[What is required]
Reproduce word for word the lines of the listing from its first line through the line containing "next-page-button[interactable]: Монтаж 3/3".

### Exercise materials

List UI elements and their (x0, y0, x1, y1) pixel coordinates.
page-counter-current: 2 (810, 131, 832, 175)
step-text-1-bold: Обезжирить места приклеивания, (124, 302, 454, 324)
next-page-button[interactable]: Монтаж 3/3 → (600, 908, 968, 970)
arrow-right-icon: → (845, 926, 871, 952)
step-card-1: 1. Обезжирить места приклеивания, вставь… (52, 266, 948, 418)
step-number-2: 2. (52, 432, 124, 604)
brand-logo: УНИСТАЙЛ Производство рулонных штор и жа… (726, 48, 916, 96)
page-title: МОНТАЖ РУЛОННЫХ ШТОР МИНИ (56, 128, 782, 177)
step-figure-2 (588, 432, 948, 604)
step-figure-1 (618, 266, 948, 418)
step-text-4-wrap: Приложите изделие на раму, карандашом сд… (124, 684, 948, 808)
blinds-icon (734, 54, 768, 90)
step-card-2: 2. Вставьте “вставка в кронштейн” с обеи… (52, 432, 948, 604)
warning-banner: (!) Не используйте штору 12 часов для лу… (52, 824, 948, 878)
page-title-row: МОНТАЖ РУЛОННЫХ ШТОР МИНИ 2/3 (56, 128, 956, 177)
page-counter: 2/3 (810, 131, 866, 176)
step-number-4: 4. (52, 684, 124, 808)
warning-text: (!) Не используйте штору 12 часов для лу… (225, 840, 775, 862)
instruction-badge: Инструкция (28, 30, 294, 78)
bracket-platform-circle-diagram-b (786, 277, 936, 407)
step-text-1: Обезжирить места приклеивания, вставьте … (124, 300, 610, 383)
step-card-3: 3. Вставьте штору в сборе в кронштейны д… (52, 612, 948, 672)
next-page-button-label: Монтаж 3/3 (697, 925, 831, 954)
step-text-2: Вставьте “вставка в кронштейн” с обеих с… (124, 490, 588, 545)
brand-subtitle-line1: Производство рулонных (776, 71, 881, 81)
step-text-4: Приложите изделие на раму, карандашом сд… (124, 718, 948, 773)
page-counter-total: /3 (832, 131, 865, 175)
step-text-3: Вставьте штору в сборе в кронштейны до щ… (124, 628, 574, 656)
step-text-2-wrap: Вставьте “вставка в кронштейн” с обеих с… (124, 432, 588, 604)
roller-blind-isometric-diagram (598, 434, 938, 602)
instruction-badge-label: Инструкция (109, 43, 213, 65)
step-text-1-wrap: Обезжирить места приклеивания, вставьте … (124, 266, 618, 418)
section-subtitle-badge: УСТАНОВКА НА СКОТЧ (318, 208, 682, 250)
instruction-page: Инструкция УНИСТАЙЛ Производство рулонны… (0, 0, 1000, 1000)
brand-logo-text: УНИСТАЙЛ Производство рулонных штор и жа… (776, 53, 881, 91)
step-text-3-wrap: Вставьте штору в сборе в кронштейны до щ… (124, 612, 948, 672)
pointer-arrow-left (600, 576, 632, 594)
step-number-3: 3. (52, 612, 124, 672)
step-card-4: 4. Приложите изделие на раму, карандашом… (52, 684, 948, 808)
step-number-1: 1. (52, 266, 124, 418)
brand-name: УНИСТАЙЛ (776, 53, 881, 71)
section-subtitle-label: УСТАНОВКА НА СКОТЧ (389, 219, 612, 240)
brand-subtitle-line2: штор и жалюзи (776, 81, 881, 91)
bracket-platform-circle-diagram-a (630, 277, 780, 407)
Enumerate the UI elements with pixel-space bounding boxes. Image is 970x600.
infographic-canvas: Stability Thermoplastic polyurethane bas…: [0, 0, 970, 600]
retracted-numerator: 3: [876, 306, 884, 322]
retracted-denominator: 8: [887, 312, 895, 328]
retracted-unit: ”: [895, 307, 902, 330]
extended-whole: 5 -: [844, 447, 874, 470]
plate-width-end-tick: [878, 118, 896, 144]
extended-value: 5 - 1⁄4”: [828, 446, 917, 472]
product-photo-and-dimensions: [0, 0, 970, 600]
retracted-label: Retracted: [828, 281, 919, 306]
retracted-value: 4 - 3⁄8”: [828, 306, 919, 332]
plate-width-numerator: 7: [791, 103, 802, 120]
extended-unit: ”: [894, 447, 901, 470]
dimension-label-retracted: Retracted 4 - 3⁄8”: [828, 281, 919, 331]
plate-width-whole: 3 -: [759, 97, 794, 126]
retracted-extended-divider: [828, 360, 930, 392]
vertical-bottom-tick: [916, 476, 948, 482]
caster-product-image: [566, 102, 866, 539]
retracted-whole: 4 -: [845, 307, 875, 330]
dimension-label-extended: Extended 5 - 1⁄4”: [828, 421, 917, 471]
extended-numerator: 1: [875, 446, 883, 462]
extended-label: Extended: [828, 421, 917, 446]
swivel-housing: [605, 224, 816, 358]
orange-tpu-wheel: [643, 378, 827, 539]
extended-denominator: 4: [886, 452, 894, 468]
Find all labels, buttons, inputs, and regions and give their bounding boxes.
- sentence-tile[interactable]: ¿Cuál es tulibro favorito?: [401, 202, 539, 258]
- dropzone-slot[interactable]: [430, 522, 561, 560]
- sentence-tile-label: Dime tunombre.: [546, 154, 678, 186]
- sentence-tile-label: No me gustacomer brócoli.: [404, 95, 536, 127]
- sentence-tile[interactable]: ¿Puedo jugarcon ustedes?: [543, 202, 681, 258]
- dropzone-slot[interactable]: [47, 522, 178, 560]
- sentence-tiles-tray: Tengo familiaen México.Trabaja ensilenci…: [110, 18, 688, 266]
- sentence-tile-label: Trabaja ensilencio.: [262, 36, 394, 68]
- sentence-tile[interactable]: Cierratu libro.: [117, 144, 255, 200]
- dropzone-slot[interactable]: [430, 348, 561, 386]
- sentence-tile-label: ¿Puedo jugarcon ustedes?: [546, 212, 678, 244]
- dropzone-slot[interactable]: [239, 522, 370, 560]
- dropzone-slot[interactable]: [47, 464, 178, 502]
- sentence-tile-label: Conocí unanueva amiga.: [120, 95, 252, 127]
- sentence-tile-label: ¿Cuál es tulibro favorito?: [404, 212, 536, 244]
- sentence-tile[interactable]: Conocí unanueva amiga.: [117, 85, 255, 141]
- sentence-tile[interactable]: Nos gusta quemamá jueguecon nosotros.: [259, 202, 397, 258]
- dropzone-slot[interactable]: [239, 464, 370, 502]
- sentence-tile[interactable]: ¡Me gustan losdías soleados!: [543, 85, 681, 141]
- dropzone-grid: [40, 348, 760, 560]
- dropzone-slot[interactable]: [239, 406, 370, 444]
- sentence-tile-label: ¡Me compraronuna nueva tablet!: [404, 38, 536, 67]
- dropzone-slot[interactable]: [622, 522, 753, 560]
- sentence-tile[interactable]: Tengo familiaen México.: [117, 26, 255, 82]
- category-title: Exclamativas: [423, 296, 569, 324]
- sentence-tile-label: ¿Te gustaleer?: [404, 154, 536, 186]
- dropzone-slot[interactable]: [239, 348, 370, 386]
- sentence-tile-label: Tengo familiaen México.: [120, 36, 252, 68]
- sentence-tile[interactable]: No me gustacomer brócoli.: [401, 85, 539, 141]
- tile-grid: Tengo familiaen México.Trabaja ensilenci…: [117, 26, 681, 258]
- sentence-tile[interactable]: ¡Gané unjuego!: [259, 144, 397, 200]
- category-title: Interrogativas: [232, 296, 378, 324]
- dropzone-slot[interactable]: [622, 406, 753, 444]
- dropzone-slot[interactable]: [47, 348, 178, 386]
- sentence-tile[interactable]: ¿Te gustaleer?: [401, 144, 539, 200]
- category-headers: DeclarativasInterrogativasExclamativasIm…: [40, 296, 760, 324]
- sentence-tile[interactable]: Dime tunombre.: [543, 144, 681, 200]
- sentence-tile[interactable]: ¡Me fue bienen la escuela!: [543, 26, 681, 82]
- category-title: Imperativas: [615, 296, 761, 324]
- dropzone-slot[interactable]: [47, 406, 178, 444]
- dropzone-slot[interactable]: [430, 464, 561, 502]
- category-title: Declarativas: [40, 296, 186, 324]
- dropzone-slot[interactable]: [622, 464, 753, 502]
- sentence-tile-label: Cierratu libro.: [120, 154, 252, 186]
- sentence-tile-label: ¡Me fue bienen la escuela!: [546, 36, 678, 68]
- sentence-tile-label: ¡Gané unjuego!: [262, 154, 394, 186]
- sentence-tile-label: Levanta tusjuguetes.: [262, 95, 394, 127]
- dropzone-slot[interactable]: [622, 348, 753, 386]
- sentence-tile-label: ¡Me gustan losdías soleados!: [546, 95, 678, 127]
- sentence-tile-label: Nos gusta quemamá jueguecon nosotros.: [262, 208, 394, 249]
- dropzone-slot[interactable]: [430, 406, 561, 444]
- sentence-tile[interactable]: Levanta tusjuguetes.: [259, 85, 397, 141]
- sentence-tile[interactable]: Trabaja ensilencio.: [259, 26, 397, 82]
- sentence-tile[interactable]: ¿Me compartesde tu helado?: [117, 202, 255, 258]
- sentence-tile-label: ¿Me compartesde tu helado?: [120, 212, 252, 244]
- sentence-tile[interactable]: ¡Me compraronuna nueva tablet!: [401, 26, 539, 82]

######

[Exercise solution]
List UI elements and their (x0, y0, x1, y1) pixel coordinates.
page-counter-current: 2 (810, 131, 832, 175)
step-text-1-bold: Обезжирить места приклеивания, (124, 302, 454, 324)
next-page-button[interactable]: Монтаж 3/3 → (600, 908, 968, 970)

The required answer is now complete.